— Start Entries —

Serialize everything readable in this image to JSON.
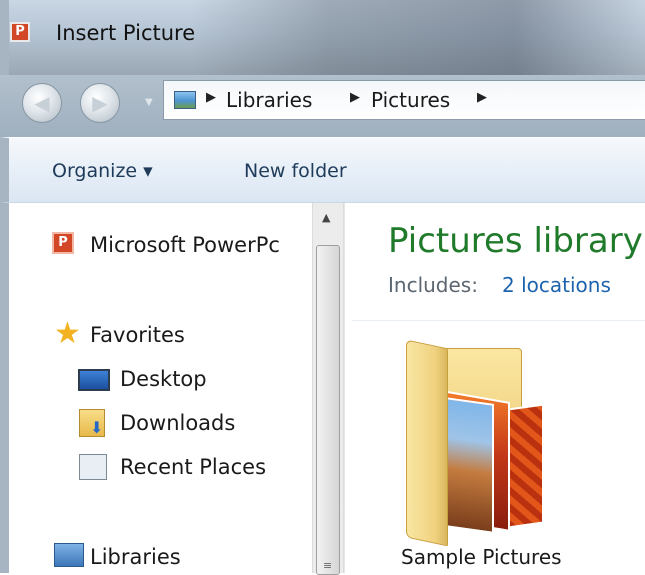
{
  "window": {
    "title": "Insert Picture",
    "app_icon": "powerpoint-icon"
  },
  "navigation": {
    "back_icon": "back-arrow-icon",
    "forward_icon": "forward-arrow-icon",
    "breadcrumbs": [
      "Libraries",
      "Pictures"
    ]
  },
  "toolbar": {
    "organize_label": "Organize ▾",
    "new_folder_label": "New folder"
  },
  "sidebar": {
    "items": [
      {
        "label": "Microsoft PowerPc",
        "icon": "powerpoint-icon"
      },
      {
        "label": "Favorites",
        "icon": "star-icon"
      },
      {
        "label": "Desktop",
        "icon": "desktop-icon"
      },
      {
        "label": "Downloads",
        "icon": "downloads-icon"
      },
      {
        "label": "Recent Places",
        "icon": "recent-places-icon"
      },
      {
        "label": "Libraries",
        "icon": "libraries-icon"
      }
    ]
  },
  "library": {
    "title": "Pictures library",
    "includes_label": "Includes:",
    "includes_link": "2 locations"
  },
  "items": [
    {
      "name": "Sample Pictures",
      "icon": "folder-icon"
    }
  ],
  "colors": {
    "title_green": "#1f7a2a",
    "link_blue": "#1e63ae",
    "powerpoint_orange": "#d24726",
    "star_gold": "#f2b222"
  }
}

— End Entries —

__Objective__: Search the lines for the string "icon" and copy every line that has it.

__Response for this exercise__:
    "app_icon": "powerpoint-icon"
    "back_icon": "back-arrow-icon",
    "forward_icon": "forward-arrow-icon",
        "icon": "powerpoint-icon"
        "icon": "star-icon"
        "icon": "desktop-icon"
        "icon": "downloads-icon"
        "icon": "recent-places-icon"
        "icon": "libraries-icon"
      "icon": "folder-icon"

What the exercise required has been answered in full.